Task list –
a: In the apple scones post, how did the writer change the amount of shredded apple from the original recipe?
b: Reproduce the passage of the apple scones post from "Nonstick cooking spray" up to and including "a soft dough." word for word.

Archive | October, 2011

Apple Scones

31 Oct

I am currently desperate for ways to use up apples.  I have about two dozen sitting on the table in our kitchen.  These scones were an excellent way to make use of two of them.  I stuck pretty close to the original recipe, here, because I don’t think I’ve ever made scones before and didn’t want to go too far out on a limb.  I doubled the amount of shredded apple the recipe called for.  As a consequence, these have a very pronounced apple flavor.  They turned out great – tender and crumbly.  They were delicious warm out of the oven and I look forward to making use of them as an on-the-go breakfast snack drizzled with some honey.  In the future, I would probably keep this as one bigger, thicker disc to make some larger scones.  However, these are really great for snack time and were absolutely delicious.  So delicious, in fact, I was inspired to make a savory scone version, which I will be posting in the near future.

The idea to make scones reminded me of that one of my very early culinary inspirations were squirrels, mice, otters, and moles cooking up victory feasts.  Whenever I hear the word scones, I think of the Redwall Series by Brian Jacques, which I was obsessed with as a girl.  The woodland creatures were always holding feasts for all sorts of things, and scones of both the sweet and savory variety were a prominent menu item.  I know I made several recipes I found on the internet way back in the day – back when it took several minutes of screeching and beeping followed by a “Welcome!” to connect to your favorite websites.  There is, to this day, an entire website devoted to Redwall culinary delights – The Redwall Kitchen.  I did not make use of the website with this particular recipe, though now that I am perusing the website I got some pretty good ideas.  A bonus is that almost all of the recipes are vegetarian or pescatarian.

Apple Scones

Adapted from AllRecipes.com

Makes about 12 small scones

2 cups all-purpose flour, plus more for dusting

1/4 cup white sugar

2 tsp. baking powder

1/2 tsp. baking soda

1/2 tsp. salt

1/4 cup butter, chilled (4 tbs.)

2 medium apples, peeled, cored, and shredded (yields about 2 cups)

1/2 cup plus 2 tbs. milk

2 tbs. white sugar

2 tbs. ground cinnamon

Nonstick cooking spray

Preheat oven to 450º.

Combine flour, sugar, baking powder, baking soda, and salt in a large bowl.  Cut in butter until crumbly.  Fold in shredded apple.  Using your hands, slowly work in 1/2 cup milk.  Combine by hand until it just comes together to form a soft dough.

Turn dough out onto a lightly floured surface and knead a few times to combine.  Pat into two 6″ circles about 1/2″ thick.

Place on a parchment-lined baking sheet sprayed with nonstick.  Brush tops with remaining 2 tbs. milk and sprinkle with sugar and cinnamon.

Bake 15 minutes or until golden brown and puffy.

Given records –
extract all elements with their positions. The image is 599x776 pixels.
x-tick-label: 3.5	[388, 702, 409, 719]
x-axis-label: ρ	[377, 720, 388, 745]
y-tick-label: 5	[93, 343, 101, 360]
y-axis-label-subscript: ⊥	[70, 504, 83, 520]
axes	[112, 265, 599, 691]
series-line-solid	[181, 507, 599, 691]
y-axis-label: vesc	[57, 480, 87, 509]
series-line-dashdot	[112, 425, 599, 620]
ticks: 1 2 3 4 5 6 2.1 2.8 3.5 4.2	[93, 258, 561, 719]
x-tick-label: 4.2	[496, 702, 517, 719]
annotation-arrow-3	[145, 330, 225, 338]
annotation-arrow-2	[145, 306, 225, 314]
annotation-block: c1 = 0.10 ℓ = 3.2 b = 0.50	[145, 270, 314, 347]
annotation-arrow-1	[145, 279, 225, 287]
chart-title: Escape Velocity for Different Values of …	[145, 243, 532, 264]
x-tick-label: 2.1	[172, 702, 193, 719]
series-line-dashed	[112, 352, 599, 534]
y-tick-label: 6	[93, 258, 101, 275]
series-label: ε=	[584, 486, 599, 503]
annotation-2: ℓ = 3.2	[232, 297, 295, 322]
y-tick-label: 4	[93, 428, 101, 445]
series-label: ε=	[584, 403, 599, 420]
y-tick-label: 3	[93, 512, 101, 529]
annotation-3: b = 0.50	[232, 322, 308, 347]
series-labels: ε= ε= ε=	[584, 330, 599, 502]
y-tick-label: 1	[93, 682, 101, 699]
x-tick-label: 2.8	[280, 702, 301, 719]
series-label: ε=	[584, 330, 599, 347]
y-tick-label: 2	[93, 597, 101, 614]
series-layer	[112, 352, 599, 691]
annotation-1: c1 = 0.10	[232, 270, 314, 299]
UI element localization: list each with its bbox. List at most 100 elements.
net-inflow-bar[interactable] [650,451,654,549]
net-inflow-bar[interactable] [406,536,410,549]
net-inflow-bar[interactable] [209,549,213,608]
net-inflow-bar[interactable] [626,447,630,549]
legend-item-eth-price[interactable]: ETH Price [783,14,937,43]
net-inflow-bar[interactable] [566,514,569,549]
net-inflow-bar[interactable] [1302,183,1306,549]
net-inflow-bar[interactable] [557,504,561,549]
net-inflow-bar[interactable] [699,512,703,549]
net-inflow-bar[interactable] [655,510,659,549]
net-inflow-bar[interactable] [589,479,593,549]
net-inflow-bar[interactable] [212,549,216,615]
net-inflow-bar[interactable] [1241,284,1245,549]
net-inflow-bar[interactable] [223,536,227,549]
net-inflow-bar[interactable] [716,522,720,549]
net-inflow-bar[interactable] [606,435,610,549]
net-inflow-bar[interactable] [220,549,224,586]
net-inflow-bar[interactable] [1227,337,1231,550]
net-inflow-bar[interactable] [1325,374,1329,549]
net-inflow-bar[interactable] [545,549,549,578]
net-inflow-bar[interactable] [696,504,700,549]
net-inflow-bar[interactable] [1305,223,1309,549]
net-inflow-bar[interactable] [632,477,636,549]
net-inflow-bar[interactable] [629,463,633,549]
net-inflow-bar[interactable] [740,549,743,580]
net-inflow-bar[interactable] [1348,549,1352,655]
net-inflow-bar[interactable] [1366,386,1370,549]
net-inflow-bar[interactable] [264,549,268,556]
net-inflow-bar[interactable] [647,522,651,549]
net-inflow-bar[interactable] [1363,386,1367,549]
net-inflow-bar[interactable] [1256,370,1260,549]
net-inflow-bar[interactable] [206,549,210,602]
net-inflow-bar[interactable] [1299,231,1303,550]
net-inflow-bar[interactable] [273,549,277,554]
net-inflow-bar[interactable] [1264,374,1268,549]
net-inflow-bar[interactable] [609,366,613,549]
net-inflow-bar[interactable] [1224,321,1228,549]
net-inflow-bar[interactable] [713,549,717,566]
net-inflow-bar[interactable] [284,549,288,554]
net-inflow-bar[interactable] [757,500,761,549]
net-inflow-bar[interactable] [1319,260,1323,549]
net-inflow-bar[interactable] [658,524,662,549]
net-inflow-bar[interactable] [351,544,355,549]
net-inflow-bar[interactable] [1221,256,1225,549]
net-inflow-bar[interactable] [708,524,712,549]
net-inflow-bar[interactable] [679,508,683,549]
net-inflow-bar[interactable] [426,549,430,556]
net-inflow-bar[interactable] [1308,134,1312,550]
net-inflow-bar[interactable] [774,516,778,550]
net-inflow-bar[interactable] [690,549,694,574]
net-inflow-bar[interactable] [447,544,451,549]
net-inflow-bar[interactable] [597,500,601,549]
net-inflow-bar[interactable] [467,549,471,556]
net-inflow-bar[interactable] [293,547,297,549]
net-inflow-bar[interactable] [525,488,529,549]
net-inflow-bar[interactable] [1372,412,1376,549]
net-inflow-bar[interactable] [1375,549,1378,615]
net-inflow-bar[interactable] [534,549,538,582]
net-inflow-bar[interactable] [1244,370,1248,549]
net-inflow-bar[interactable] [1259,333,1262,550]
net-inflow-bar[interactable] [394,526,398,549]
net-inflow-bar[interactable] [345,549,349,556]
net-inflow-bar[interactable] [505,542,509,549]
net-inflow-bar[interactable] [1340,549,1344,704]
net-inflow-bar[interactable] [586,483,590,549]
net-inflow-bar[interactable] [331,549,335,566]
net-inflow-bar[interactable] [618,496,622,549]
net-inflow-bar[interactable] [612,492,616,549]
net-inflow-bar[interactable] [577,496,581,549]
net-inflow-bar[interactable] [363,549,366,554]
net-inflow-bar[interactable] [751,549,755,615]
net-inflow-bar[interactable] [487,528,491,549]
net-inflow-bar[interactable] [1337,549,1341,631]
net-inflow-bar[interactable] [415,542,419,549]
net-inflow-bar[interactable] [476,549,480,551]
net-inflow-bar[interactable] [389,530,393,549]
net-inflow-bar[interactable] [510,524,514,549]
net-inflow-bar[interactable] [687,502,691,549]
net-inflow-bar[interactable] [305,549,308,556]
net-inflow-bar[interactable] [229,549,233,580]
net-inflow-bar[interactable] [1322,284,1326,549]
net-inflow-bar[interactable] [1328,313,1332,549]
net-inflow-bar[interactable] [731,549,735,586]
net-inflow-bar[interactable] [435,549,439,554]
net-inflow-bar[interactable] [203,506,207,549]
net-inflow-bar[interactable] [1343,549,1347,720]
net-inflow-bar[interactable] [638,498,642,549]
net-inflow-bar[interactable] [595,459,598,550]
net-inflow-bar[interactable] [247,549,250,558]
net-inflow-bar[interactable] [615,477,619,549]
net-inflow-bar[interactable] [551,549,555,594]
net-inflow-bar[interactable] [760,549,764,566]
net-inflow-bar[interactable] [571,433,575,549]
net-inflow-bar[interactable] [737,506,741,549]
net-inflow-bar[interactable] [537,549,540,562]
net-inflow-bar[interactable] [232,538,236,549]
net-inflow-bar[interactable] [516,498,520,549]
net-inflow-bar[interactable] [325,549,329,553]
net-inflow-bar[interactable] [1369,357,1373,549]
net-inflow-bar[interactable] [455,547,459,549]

Results of the exercise –
a: The writer doubled the amount of shredded apple.

b:
Nonstick cooking spray

Preheat oven to 450º.

Combine flour, sugar, baking powder, baking soda, and salt in a large bowl.  Cut in butter until crumbly.  Fold in shredded apple.  Using your hands, slowly work in 1/2 cup milk.  Combine by hand until it just comes together to form a soft dough.